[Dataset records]
____________________

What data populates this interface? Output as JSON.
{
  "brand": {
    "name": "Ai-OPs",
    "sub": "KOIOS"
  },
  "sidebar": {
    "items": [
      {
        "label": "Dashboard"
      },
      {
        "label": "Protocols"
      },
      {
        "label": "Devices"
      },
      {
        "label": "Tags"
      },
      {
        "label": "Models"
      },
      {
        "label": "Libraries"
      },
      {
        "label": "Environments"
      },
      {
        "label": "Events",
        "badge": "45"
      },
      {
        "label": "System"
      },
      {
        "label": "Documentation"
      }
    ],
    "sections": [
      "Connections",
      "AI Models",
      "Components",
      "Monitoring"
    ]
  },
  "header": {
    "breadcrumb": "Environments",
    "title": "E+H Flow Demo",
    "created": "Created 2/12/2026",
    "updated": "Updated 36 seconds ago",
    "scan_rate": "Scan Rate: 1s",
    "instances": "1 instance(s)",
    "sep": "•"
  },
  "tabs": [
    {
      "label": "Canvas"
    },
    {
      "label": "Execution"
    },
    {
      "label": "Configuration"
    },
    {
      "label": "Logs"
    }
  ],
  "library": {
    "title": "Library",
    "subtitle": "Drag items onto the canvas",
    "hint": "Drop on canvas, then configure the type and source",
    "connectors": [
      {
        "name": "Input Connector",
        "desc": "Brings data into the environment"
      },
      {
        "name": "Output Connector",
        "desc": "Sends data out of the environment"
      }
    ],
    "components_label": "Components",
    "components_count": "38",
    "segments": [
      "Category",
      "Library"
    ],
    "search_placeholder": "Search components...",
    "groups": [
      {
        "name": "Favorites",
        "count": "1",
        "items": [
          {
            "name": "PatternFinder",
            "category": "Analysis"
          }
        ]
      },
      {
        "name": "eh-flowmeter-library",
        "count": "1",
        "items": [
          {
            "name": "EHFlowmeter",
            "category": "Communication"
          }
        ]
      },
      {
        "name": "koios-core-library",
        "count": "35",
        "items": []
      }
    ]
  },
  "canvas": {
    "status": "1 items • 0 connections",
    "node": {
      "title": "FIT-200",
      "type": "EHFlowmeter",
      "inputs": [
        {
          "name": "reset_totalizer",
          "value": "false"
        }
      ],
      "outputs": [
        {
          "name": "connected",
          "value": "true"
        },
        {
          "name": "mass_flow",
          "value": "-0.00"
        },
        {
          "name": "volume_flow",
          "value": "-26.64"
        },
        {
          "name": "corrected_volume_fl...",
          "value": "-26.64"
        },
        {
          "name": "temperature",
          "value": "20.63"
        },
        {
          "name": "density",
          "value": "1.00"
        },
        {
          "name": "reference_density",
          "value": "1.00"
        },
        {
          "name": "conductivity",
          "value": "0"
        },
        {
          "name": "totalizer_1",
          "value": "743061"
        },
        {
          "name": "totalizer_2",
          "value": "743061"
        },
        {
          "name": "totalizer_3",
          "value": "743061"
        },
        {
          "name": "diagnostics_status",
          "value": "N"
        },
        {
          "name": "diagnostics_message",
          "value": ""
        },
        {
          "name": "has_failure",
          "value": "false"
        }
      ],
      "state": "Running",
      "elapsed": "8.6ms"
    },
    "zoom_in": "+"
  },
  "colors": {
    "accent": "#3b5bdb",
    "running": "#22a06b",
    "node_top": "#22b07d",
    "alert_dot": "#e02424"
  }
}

____________________

▶ [WHAT IS REQUIRED]: Pick out each line above that includes "items" and show it.

▶ [ANSWER TO THIS EXERCISE]:
    "items": [
    "subtitle": "Drag items onto the canvas",
        "items": [
        "items": [
        "items": []
    "status": "1 items • 0 connections",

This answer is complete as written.